The records:
··········
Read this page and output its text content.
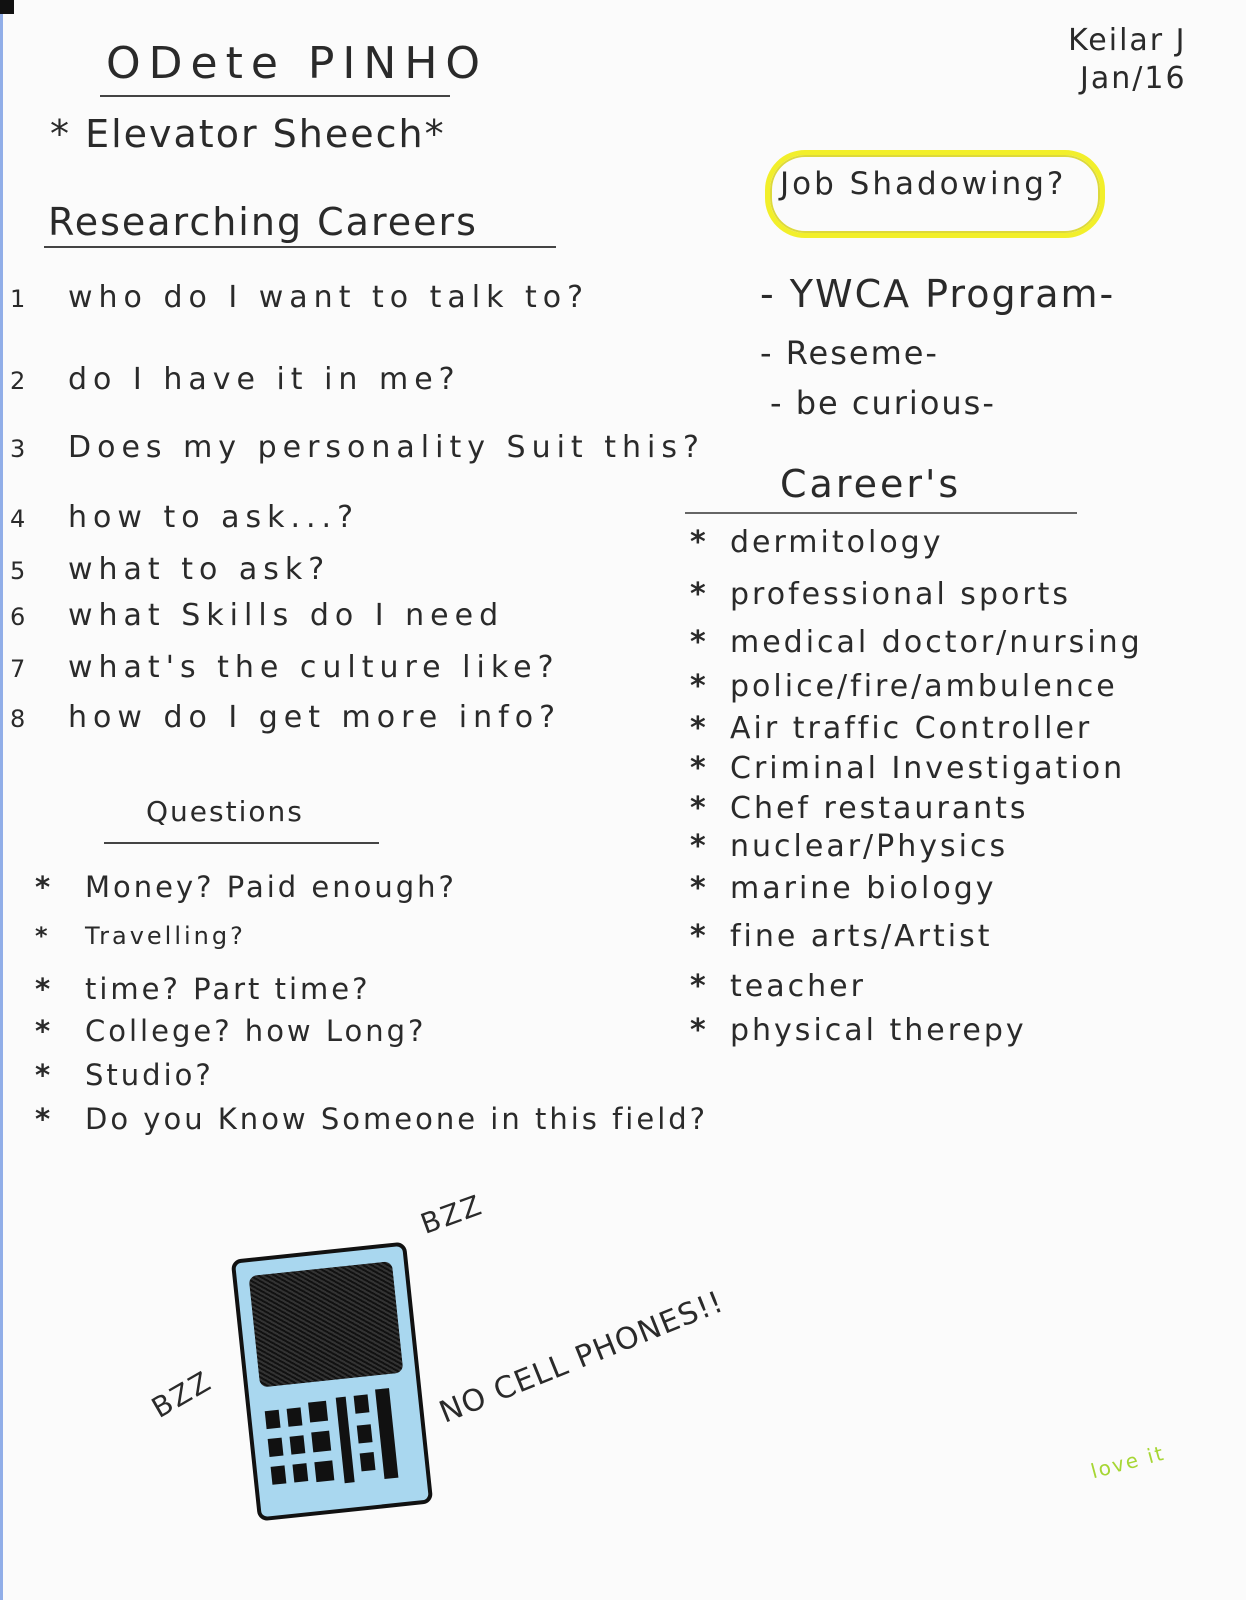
ODete PINHO	Keilar J
Jan/16
* Elevator Sheech*
Researching Careers
1 who do I want to talk to?
2 do I have it in me?
3 Does my personality Suit this?
4 how to ask...?
5 what to ask?
6 what Skills do I need
7 what's the culture like?
8 how do I get more info?
Job Shadowing?
- YWCA Program-
- Reseme-
- be curious-
Career's
* dermitology
* professional sports
* medical doctor/nursing
* police/fire/ambulence
* Air traffic Controller
* Criminal Investigation
* Chef restaurants
* nuclear/Physics
* marine biology
* fine arts/Artist
* teacher
* physical therepy
Questions
* Money? Paid enough?
* Travelling?
* time? Part time?
* College? how Long?
* Studio?
* Do you Know Someone in this field?
BZZ
BZZ	NO CELL PHONES!!
love it
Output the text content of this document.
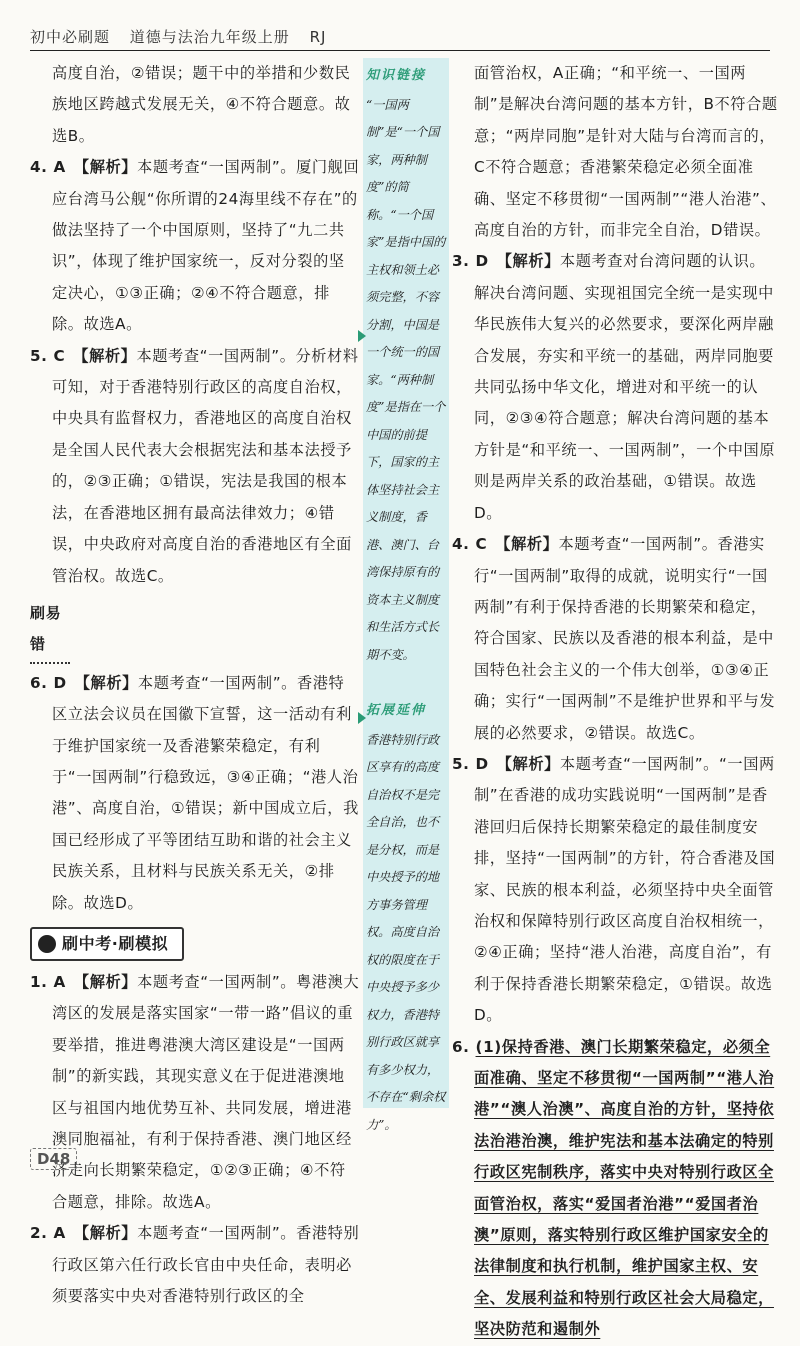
初中必刷题 道德与法治九年级上册 RJ
高度自治，②错误；题干中的举措和少数民族地区跨越式发展无关，④不符合题意。故选B。
4. A 【解析】本题考查“一国两制”。厦门舰回应台湾马公舰“你所谓的24海里线不存在”的做法坚持了一个中国原则，坚持了“九二共识”，体现了维护国家统一，反对分裂的坚定决心，①③正确；②④不符合题意，排除。故选A。
5. C 【解析】本题考查“一国两制”。分析材料可知，对于香港特别行政区的高度自治权，中央具有监督权力，香港地区的高度自治权是全国人民代表大会根据宪法和基本法授予的，②③正确；①错误，宪法是我国的根本法，在香港地区拥有最高法律效力；④错误，中央政府对高度自治的香港地区有全面管治权。故选C。
刷易错
6. D 【解析】本题考查“一国两制”。香港特区立法会议员在国徽下宣誓，这一活动有利于维护国家统一及香港繁荣稳定，有利于“一国两制”行稳致远，③④正确；“港人治港”、高度自治，①错误；新中国成立后，我国已经形成了平等团结互助和谐的社会主义民族关系，且材料与民族关系无关，②排除。故选D。
刷中考·刷模拟
1. A 【解析】本题考查“一国两制”。粤港澳大湾区的发展是落实国家“一带一路”倡议的重要举措，推进粤港澳大湾区建设是“一国两制”的新实践，其现实意义在于促进港澳地区与祖国内地优势互补、共同发展，增进港澳同胞福祉，有利于保持香港、澳门地区经济走向长期繁荣稳定，①②③正确；④不符合题意，排除。故选A。
2. A 【解析】本题考查“一国两制”。香港特别行政区第六任行政长官由中央任命，表明必须要落实中央对香港特别行政区的全
知识链接
“一国两制”是“一个国家，两种制度”的简称。“一个国家”是指中国的主权和领土必须完整，不容分割，中国是一个统一的国家。“两种制度”是指在一个中国的前提下，国家的主体坚持社会主义制度，香港、澳门、台湾保持原有的资本主义制度和生活方式长期不变。
拓展延伸
香港特别行政区享有的高度自治权不是完全自治，也不是分权，而是中央授予的地方事务管理权。高度自治权的限度在于中央授予多少权力，香港特别行政区就享有多少权力，不存在“剩余权力”。
面管治权，A正确；“和平统一、一国两制”是解决台湾问题的基本方针，B不符合题意；“两岸同胞”是针对大陆与台湾而言的，C不符合题意；香港繁荣稳定必须全面准确、坚定不移贯彻“一国两制”“港人治港”、高度自治的方针，而非完全自治，D错误。
3. D 【解析】本题考查对台湾问题的认识。解决台湾问题、实现祖国完全统一是实现中华民族伟大复兴的必然要求，要深化两岸融合发展，夯实和平统一的基础，两岸同胞要共同弘扬中华文化，增进对和平统一的认同，②③④符合题意；解决台湾问题的基本方针是“和平统一、一国两制”，一个中国原则是两岸关系的政治基础，①错误。故选D。
4. C 【解析】本题考查“一国两制”。香港实行“一国两制”取得的成就，说明实行“一国两制”有利于保持香港的长期繁荣和稳定，符合国家、民族以及香港的根本利益，是中国特色社会主义的一个伟大创举，①③④正确；实行“一国两制”不是维护世界和平与发展的必然要求，②错误。故选C。
5. D 【解析】本题考查“一国两制”。“一国两制”在香港的成功实践说明“一国两制”是香港回归后保持长期繁荣稳定的最佳制度安排，坚持“一国两制”的方针，符合香港及国家、民族的根本利益，必须坚持中央全面管治权和保障特别行政区高度自治权相统一，②④正确；坚持“港人治港，高度自治”，有利于保持香港长期繁荣稳定，①错误。故选D。
6. (1)保持香港、澳门长期繁荣稳定，必须全面准确、坚定不移贯彻“一国两制”“港人治港”“澳人治澳”、高度自治的方针，坚持依法治港治澳，维护宪法和基本法确定的特别行政区宪制秩序，落实中央对特别行政区全面管治权，落实“爱国者治港”“爱国者治澳”原则，落实特别行政区维护国家安全的法律制度和执行机制，维护国家主权、安全、发展利益和特别行政区社会大局稳定，坚决防范和遏制外
D48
··········
Exercise aim:
Read through the lines above and collect those that contain the string "text".

Result for this exercise:
Read this page and output its text content.
Output the text content of this document.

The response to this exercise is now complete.